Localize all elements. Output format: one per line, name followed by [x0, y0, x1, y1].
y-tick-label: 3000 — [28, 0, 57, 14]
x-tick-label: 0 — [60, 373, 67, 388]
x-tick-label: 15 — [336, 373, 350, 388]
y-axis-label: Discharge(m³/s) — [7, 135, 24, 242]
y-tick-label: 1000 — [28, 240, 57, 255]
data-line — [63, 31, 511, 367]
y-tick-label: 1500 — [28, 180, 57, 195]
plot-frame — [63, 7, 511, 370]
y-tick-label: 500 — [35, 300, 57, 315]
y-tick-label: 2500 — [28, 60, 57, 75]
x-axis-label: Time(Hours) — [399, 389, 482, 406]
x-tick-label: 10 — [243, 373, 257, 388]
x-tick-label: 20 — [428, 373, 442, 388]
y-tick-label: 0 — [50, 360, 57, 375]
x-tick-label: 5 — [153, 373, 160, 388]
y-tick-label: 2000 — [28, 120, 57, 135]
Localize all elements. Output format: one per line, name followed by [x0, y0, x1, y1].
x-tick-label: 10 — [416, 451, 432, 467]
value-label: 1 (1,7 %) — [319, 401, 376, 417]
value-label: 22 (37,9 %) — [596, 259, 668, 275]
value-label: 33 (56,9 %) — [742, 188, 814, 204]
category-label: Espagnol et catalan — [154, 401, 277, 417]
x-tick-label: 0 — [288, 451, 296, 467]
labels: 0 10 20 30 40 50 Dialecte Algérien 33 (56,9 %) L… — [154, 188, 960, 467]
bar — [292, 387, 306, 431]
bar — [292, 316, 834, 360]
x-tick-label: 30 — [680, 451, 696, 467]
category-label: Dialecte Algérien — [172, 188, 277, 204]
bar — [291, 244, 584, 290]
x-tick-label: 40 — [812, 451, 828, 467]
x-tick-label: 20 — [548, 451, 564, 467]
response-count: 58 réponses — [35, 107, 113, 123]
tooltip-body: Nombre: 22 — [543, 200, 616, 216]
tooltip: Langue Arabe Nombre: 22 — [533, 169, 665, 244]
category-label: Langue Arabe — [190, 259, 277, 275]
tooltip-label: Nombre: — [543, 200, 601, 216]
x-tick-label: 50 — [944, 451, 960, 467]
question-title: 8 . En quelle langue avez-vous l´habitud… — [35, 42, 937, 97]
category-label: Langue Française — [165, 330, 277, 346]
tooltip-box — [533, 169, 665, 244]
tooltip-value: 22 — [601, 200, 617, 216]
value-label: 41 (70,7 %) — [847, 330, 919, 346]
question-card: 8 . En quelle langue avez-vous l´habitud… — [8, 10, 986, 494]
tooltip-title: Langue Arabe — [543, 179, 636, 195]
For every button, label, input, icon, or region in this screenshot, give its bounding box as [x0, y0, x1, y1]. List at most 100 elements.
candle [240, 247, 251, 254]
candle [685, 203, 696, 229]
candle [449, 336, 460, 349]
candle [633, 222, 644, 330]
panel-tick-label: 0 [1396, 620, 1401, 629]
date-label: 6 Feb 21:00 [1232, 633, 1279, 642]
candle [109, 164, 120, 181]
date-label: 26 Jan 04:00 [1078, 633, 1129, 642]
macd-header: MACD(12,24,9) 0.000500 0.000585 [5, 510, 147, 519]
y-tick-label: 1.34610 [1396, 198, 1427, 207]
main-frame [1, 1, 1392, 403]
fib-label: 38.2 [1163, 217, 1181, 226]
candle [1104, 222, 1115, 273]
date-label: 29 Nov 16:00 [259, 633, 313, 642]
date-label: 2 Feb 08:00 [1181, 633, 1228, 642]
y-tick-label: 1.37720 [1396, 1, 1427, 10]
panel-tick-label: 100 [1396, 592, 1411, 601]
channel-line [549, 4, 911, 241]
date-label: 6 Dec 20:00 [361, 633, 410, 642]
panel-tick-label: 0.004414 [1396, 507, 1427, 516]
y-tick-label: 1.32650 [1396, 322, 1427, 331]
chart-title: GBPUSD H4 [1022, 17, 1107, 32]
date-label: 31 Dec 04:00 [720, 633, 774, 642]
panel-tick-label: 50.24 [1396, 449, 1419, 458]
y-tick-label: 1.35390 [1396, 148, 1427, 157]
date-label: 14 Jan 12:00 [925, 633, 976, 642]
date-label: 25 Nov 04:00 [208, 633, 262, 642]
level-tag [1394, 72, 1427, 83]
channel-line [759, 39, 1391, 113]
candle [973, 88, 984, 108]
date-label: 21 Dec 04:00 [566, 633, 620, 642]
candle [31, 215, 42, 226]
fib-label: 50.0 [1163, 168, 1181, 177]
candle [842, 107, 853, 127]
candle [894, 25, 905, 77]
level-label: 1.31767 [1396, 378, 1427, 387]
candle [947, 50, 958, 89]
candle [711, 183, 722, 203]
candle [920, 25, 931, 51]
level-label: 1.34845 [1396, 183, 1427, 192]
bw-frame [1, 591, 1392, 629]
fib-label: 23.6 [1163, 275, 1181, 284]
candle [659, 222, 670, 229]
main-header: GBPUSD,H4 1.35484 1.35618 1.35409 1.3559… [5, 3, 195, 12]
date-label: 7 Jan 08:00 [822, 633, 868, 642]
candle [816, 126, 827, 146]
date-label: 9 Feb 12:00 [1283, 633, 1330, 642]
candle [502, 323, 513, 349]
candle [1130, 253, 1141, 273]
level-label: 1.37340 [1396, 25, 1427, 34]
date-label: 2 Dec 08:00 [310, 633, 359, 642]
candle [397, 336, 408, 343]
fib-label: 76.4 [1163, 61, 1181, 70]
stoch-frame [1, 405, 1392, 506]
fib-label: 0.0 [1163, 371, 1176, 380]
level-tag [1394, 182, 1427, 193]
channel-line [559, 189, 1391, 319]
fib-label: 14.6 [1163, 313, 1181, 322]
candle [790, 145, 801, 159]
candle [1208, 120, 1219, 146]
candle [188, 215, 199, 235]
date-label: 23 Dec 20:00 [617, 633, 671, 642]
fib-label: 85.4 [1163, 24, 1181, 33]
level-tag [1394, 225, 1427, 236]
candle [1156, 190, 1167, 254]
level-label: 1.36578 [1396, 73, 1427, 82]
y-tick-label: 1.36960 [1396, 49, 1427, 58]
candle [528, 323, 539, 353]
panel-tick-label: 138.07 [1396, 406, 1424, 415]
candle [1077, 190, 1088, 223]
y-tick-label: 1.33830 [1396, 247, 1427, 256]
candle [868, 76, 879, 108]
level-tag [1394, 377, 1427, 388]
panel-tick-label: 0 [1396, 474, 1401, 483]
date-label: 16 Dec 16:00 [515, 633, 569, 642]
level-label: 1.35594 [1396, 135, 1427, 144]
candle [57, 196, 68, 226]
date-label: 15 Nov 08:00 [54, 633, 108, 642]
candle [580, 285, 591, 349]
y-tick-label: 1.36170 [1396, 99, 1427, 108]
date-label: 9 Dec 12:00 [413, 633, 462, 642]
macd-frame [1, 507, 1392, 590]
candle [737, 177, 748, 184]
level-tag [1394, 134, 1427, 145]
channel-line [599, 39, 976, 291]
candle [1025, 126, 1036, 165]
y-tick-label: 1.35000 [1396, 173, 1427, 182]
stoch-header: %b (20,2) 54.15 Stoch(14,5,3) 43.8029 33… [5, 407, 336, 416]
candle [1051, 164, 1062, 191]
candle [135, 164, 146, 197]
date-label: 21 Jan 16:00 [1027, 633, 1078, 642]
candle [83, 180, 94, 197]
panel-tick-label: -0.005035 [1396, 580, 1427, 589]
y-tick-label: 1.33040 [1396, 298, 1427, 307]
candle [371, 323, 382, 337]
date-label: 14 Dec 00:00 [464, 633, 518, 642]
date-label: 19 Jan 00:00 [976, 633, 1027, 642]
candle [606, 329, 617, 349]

★ ★ ★ ★ ★

Reproduce every item above in full, substituting "y-axis-tick" for each occurrence of "y-tick-label" and leaving all other text unchanged.

Localize all elements. Output format: one per line, name followed by [x0, y0, x1, y1].
y-axis-tick: 3000 — [28, 0, 57, 14]
x-tick-label: 0 — [60, 373, 67, 388]
x-tick-label: 15 — [336, 373, 350, 388]
y-axis-label: Discharge(m³/s) — [7, 135, 24, 242]
y-axis-tick: 1000 — [28, 240, 57, 255]
data-line — [63, 31, 511, 367]
y-axis-tick: 1500 — [28, 180, 57, 195]
plot-frame — [63, 7, 511, 370]
y-axis-tick: 500 — [35, 300, 57, 315]
y-axis-tick: 2500 — [28, 60, 57, 75]
x-axis-label: Time(Hours) — [399, 389, 482, 406]
x-tick-label: 10 — [243, 373, 257, 388]
x-tick-label: 20 — [428, 373, 442, 388]
y-axis-tick: 0 — [50, 360, 57, 375]
x-tick-label: 5 — [153, 373, 160, 388]
y-axis-tick: 2000 — [28, 120, 57, 135]
Localize all elements. Output format: one per line, name followed by [x0, y0, x1, y1].
x-tick-label: 10 — [416, 451, 432, 467]
value-label: 1 (1,7 %) — [319, 401, 376, 417]
value-label: 22 (37,9 %) — [596, 259, 668, 275]
value-label: 33 (56,9 %) — [742, 188, 814, 204]
category-label: Espagnol et catalan — [154, 401, 277, 417]
x-tick-label: 0 — [288, 451, 296, 467]
labels: 0 10 20 30 40 50 Dialecte Algérien 33 (56,9 %) L… — [154, 188, 960, 467]
bar — [292, 387, 306, 431]
bar — [292, 316, 834, 360]
x-tick-label: 30 — [680, 451, 696, 467]
category-label: Dialecte Algérien — [172, 188, 277, 204]
bar — [291, 244, 584, 290]
x-tick-label: 40 — [812, 451, 828, 467]
x-tick-label: 20 — [548, 451, 564, 467]
response-count: 58 réponses — [35, 107, 113, 123]
tooltip-body: Nombre: 22 — [543, 200, 616, 216]
tooltip: Langue Arabe Nombre: 22 — [533, 169, 665, 244]
category-label: Langue Arabe — [190, 259, 277, 275]
tooltip-label: Nombre: — [543, 200, 601, 216]
x-tick-label: 50 — [944, 451, 960, 467]
question-title: 8 . En quelle langue avez-vous l´habitud… — [35, 42, 937, 97]
category-label: Langue Française — [165, 330, 277, 346]
tooltip-box — [533, 169, 665, 244]
tooltip-value: 22 — [601, 200, 617, 216]
value-label: 41 (70,7 %) — [847, 330, 919, 346]
question-card: 8 . En quelle langue avez-vous l´habitud… — [8, 10, 986, 494]
tooltip-title: Langue Arabe — [543, 179, 636, 195]
For every button, label, input, icon, or region in this screenshot, give its bounding box as [x0, y0, x1, y1]. List at most 100 elements.
candle [240, 247, 251, 254]
candle [685, 203, 696, 229]
candle [449, 336, 460, 349]
candle [633, 222, 644, 330]
panel-tick-label: 0 [1396, 620, 1401, 629]
date-label: 6 Feb 21:00 [1232, 633, 1279, 642]
candle [109, 164, 120, 181]
date-label: 26 Jan 04:00 [1078, 633, 1129, 642]
macd-header: MACD(12,24,9) 0.000500 0.000585 [5, 510, 147, 519]
y-axis-tick: 1.34610 [1396, 198, 1427, 207]
main-frame [1, 1, 1392, 403]
fib-label: 38.2 [1163, 217, 1181, 226]
candle [1104, 222, 1115, 273]
date-label: 29 Nov 16:00 [259, 633, 313, 642]
date-label: 2 Feb 08:00 [1181, 633, 1228, 642]
y-axis-tick: 1.37720 [1396, 1, 1427, 10]
panel-tick-label: 100 [1396, 592, 1411, 601]
channel-line [549, 4, 911, 241]
date-label: 6 Dec 20:00 [361, 633, 410, 642]
panel-tick-label: 0.004414 [1396, 507, 1427, 516]
y-axis-tick: 1.32650 [1396, 322, 1427, 331]
chart-title: GBPUSD H4 [1022, 17, 1107, 32]
date-label: 31 Dec 04:00 [720, 633, 774, 642]
panel-tick-label: 50.24 [1396, 449, 1419, 458]
y-axis-tick: 1.35390 [1396, 148, 1427, 157]
date-label: 14 Jan 12:00 [925, 633, 976, 642]
date-label: 25 Nov 04:00 [208, 633, 262, 642]
level-tag [1394, 72, 1427, 83]
channel-line [759, 39, 1391, 113]
candle [973, 88, 984, 108]
date-label: 21 Dec 04:00 [566, 633, 620, 642]
candle [31, 215, 42, 226]
fib-label: 50.0 [1163, 168, 1181, 177]
candle [842, 107, 853, 127]
candle [894, 25, 905, 77]
level-label: 1.31767 [1396, 378, 1427, 387]
candle [947, 50, 958, 89]
candle [711, 183, 722, 203]
candle [920, 25, 931, 51]
level-label: 1.34845 [1396, 183, 1427, 192]
bw-frame [1, 591, 1392, 629]
fib-label: 23.6 [1163, 275, 1181, 284]
candle [659, 222, 670, 229]
main-header: GBPUSD,H4 1.35484 1.35618 1.35409 1.3559… [5, 3, 195, 12]
date-label: 7 Jan 08:00 [822, 633, 868, 642]
candle [816, 126, 827, 146]
date-label: 9 Feb 12:00 [1283, 633, 1330, 642]
candle [502, 323, 513, 349]
candle [1130, 253, 1141, 273]
level-label: 1.37340 [1396, 25, 1427, 34]
date-label: 2 Dec 08:00 [310, 633, 359, 642]
candle [397, 336, 408, 343]
fib-label: 76.4 [1163, 61, 1181, 70]
stoch-frame [1, 405, 1392, 506]
fib-label: 0.0 [1163, 371, 1176, 380]
level-tag [1394, 182, 1427, 193]
channel-line [559, 189, 1391, 319]
fib-label: 14.6 [1163, 313, 1181, 322]
candle [790, 145, 801, 159]
candle [1208, 120, 1219, 146]
candle [188, 215, 199, 235]
date-label: 23 Dec 20:00 [617, 633, 671, 642]
fib-label: 85.4 [1163, 24, 1181, 33]
level-tag [1394, 225, 1427, 236]
candle [1156, 190, 1167, 254]
level-label: 1.36578 [1396, 73, 1427, 82]
y-axis-tick: 1.36960 [1396, 49, 1427, 58]
candle [528, 323, 539, 353]
panel-tick-label: 138.07 [1396, 406, 1424, 415]
candle [1077, 190, 1088, 223]
y-axis-tick: 1.33830 [1396, 247, 1427, 256]
candle [868, 76, 879, 108]
level-tag [1394, 377, 1427, 388]
panel-tick-label: 0 [1396, 474, 1401, 483]
date-label: 16 Dec 16:00 [515, 633, 569, 642]
level-label: 1.35594 [1396, 135, 1427, 144]
candle [57, 196, 68, 226]
date-label: 15 Nov 08:00 [54, 633, 108, 642]
candle [580, 285, 591, 349]
y-axis-tick: 1.36170 [1396, 99, 1427, 108]
date-label: 9 Dec 12:00 [413, 633, 462, 642]
macd-frame [1, 507, 1392, 590]
candle [737, 177, 748, 184]
level-tag [1394, 134, 1427, 145]
channel-line [599, 39, 976, 291]
candle [1025, 126, 1036, 165]
y-axis-tick: 1.35000 [1396, 173, 1427, 182]
stoch-header: %b (20,2) 54.15 Stoch(14,5,3) 43.8029 33… [5, 407, 336, 416]
candle [1051, 164, 1062, 191]
candle [135, 164, 146, 197]
date-label: 21 Jan 16:00 [1027, 633, 1078, 642]
candle [83, 180, 94, 197]
panel-tick-label: -0.005035 [1396, 580, 1427, 589]
y-axis-tick: 1.33040 [1396, 298, 1427, 307]
candle [371, 323, 382, 337]
date-label: 14 Dec 00:00 [464, 633, 518, 642]
date-label: 19 Jan 00:00 [976, 633, 1027, 642]
candle [606, 329, 617, 349]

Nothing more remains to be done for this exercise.